— start Records to process —
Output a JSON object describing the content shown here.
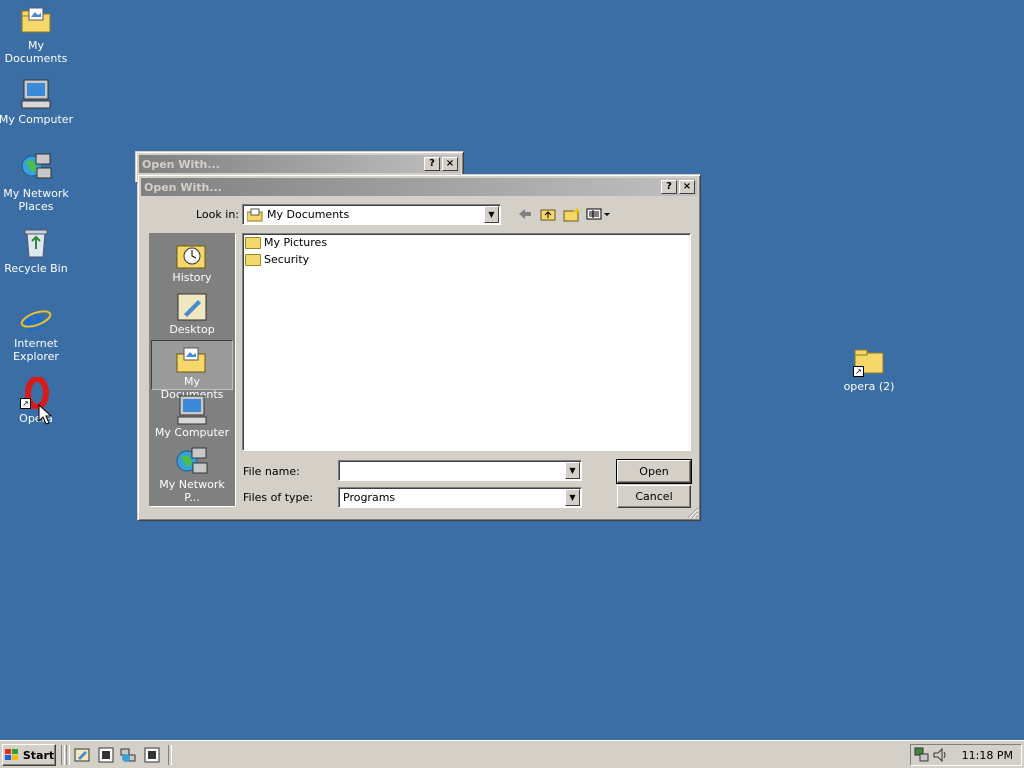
{
  "desktop": {
    "icons": [
      {
        "label": "My Documents"
      },
      {
        "label": "My Computer"
      },
      {
        "label": "My Network Places"
      },
      {
        "label": "Recycle Bin"
      },
      {
        "label": "Internet Explorer"
      },
      {
        "label": "Opera"
      },
      {
        "label": "opera (2)"
      }
    ]
  },
  "back_window": {
    "title": "Open With..."
  },
  "dialog": {
    "title": "Open With...",
    "look_in_label": "Look in:",
    "look_in_value": "My Documents",
    "places": [
      "History",
      "Desktop",
      "My Documents",
      "My Computer",
      "My Network P..."
    ],
    "files": [
      "My Pictures",
      "Security"
    ],
    "file_name_label": "File name:",
    "file_name_value": "",
    "files_of_type_label": "Files of type:",
    "files_of_type_value": "Programs",
    "open_label": "Open",
    "cancel_label": "Cancel",
    "help_glyph": "?",
    "close_glyph": "×"
  },
  "taskbar": {
    "start_label": "Start",
    "clock": "11:18 PM"
  },
  "colors": {
    "desktop": "#3a6ea5",
    "face": "#d4d0c8"
  }
}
— end Records to process —
▸ **Task**
Gather every line from the entries above where the word "Network" appears, and copy them.

▸ **Result of this task**
        "label": "My Network Places"
      "My Network P..."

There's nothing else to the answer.